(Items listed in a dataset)
┏━━

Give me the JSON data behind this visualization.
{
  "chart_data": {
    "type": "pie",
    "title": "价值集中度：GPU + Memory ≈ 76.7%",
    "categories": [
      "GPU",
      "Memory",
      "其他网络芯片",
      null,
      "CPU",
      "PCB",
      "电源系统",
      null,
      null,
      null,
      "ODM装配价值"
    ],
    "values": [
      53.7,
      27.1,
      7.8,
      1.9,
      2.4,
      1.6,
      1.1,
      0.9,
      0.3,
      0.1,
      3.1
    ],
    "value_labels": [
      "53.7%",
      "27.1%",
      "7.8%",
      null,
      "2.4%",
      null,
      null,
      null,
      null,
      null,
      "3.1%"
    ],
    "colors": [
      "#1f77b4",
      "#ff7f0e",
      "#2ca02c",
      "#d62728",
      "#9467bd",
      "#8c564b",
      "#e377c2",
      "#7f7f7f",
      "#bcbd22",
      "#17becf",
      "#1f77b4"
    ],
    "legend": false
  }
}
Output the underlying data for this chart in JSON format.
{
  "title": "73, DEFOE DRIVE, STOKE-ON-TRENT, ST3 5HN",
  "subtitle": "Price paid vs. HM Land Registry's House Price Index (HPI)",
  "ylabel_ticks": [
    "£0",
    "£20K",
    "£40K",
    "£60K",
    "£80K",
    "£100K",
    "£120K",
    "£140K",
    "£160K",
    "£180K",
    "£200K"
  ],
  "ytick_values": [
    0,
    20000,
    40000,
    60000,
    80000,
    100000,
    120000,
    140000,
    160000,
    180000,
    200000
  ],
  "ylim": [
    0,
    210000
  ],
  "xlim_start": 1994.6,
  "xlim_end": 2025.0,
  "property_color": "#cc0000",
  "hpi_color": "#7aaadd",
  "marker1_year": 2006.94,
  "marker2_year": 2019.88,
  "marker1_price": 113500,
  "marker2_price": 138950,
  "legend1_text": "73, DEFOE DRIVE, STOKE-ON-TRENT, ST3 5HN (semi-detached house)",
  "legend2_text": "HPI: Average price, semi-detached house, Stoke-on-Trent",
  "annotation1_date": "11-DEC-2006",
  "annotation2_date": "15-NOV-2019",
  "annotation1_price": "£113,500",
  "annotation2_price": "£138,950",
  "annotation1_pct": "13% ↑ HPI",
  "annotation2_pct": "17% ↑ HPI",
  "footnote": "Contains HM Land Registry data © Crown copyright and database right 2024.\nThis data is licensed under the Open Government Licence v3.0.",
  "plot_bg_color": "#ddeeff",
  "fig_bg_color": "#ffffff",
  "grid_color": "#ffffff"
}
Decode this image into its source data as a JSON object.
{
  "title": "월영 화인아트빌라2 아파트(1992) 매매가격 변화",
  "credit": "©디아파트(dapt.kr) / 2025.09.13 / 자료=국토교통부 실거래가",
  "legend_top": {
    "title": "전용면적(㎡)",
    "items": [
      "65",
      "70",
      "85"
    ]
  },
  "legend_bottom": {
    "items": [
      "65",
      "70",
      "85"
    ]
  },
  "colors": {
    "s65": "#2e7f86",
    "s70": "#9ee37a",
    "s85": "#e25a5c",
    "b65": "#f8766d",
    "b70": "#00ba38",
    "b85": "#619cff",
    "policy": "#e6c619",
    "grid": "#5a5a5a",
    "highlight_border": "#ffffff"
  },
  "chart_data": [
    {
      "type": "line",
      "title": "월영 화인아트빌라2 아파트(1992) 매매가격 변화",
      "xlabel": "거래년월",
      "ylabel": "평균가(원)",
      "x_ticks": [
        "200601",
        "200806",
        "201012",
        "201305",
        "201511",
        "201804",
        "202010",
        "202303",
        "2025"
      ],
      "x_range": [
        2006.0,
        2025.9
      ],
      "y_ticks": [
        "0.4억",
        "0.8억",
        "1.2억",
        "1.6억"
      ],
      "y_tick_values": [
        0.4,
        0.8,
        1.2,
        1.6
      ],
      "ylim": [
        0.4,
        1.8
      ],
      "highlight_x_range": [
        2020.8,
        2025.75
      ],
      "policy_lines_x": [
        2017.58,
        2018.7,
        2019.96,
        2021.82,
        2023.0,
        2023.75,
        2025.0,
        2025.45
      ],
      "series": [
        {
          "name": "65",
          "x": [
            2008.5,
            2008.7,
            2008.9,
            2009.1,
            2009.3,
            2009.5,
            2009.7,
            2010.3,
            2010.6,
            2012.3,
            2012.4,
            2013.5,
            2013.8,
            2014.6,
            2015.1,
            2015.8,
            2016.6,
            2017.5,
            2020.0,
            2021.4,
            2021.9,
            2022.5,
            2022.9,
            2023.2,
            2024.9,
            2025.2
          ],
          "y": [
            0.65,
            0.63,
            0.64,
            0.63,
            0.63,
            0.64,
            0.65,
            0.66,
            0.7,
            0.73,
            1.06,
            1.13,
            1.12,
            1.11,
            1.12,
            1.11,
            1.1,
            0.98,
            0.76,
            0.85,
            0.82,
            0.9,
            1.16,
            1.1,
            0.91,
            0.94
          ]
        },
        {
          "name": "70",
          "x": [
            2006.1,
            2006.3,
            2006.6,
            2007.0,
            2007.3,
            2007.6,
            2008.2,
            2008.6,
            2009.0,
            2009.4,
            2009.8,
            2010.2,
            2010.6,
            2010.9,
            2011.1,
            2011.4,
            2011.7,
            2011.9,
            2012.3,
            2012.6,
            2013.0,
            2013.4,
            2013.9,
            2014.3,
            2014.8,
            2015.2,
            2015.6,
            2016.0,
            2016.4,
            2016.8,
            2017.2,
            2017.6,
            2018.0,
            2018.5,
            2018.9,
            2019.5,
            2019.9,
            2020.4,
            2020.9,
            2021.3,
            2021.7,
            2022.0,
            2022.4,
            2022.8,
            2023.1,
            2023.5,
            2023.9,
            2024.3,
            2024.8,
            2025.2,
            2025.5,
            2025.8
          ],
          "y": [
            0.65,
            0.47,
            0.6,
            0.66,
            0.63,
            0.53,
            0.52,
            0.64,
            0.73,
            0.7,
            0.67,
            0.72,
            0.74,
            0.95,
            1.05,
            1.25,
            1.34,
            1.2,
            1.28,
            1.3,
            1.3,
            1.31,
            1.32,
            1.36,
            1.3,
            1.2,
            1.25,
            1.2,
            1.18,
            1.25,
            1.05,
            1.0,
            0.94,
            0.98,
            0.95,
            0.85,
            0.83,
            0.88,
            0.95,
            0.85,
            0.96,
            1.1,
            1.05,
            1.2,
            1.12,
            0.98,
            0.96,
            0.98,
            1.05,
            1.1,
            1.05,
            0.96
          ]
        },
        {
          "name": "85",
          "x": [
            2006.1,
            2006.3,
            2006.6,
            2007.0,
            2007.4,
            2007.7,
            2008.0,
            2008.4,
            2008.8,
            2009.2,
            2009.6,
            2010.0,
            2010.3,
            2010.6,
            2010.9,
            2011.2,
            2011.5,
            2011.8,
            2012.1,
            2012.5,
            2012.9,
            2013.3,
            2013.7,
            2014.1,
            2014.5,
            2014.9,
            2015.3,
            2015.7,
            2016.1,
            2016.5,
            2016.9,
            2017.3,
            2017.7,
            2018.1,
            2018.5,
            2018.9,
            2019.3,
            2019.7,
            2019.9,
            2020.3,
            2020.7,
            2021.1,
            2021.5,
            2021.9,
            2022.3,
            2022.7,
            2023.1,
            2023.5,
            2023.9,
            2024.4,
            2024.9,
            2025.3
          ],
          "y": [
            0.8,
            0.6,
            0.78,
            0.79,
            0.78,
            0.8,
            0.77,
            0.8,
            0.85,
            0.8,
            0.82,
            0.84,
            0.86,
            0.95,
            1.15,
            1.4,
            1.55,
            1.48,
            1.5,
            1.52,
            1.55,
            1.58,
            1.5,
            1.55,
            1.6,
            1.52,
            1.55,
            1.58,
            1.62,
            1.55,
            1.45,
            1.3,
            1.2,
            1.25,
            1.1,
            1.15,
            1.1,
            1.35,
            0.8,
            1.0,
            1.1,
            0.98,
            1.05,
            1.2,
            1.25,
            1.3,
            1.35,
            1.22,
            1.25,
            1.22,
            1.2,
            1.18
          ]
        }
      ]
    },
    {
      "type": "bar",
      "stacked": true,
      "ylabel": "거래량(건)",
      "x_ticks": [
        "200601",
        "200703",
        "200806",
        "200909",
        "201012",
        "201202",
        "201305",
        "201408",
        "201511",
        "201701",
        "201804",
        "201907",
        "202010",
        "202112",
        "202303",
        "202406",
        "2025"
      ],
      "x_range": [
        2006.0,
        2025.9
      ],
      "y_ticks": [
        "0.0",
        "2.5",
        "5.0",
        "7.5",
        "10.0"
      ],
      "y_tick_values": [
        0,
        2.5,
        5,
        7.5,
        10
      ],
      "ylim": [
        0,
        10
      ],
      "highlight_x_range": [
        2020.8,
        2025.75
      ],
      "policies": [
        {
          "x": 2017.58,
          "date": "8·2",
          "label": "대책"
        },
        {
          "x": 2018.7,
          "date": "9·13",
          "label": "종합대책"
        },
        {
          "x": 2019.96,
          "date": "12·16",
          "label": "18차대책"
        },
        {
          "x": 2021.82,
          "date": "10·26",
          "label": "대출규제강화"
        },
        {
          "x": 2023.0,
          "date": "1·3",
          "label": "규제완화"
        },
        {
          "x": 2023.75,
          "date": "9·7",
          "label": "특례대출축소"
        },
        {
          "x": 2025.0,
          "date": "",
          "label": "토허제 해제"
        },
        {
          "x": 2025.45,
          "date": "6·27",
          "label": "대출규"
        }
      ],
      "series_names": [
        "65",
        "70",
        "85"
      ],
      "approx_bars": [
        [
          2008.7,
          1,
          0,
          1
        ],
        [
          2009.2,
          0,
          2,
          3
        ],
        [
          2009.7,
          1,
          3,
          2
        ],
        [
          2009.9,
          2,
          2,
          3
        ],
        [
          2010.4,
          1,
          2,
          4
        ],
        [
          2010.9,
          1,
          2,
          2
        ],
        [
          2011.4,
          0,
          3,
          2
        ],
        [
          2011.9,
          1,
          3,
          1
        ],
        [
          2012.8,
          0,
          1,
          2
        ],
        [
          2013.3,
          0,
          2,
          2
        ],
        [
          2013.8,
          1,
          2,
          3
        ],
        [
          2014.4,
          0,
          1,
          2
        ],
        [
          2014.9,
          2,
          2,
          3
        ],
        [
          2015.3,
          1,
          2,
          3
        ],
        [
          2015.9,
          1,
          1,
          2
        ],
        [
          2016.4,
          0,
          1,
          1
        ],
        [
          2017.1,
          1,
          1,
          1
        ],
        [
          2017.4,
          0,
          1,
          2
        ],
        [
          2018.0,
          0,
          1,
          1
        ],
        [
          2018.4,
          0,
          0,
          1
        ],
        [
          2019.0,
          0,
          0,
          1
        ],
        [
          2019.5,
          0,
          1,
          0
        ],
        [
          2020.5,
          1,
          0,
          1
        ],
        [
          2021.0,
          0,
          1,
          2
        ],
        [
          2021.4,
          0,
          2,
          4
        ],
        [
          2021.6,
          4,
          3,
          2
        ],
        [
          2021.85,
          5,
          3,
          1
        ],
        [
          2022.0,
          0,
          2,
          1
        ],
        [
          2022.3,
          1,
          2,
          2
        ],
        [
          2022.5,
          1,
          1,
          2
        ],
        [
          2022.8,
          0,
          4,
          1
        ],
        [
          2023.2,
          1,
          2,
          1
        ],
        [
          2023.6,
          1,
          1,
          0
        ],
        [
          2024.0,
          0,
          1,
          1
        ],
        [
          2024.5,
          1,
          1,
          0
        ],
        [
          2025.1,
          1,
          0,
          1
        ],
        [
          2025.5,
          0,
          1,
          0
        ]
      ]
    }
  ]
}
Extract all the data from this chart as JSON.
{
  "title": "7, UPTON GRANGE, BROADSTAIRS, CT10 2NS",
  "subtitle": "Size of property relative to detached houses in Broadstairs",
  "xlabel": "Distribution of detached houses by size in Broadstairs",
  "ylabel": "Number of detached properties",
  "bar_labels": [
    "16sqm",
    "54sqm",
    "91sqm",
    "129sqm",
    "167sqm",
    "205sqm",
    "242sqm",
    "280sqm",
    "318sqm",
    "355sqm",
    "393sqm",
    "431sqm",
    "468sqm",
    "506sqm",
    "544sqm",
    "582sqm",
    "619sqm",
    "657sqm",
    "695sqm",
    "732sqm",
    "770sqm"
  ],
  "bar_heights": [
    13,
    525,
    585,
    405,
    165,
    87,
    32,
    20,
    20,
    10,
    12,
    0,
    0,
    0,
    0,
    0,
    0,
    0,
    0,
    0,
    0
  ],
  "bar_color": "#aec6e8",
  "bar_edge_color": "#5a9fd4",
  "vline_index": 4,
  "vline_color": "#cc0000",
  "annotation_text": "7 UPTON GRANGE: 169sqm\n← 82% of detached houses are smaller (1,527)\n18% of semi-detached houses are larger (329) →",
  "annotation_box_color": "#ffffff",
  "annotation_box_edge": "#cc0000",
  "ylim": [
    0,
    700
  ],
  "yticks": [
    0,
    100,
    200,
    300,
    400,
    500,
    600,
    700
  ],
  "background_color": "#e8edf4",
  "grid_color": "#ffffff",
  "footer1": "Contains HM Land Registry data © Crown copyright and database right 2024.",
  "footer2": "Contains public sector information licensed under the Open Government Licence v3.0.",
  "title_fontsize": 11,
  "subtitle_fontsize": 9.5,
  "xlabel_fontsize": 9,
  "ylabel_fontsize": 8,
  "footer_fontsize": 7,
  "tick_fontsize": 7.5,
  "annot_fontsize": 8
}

┗━━

▶ _What this task involves_:
Which lines contain the word "Licence"? Copy each one.

▶ _Written answer_:
  "footnote": "Contains HM Land Registry data © Crown copyright and database right 2024.\nThis data is licensed under the Open Government Licence v3.0.",
  "footer2": "Contains public sector information licensed under the Open Government Licence v3.0.",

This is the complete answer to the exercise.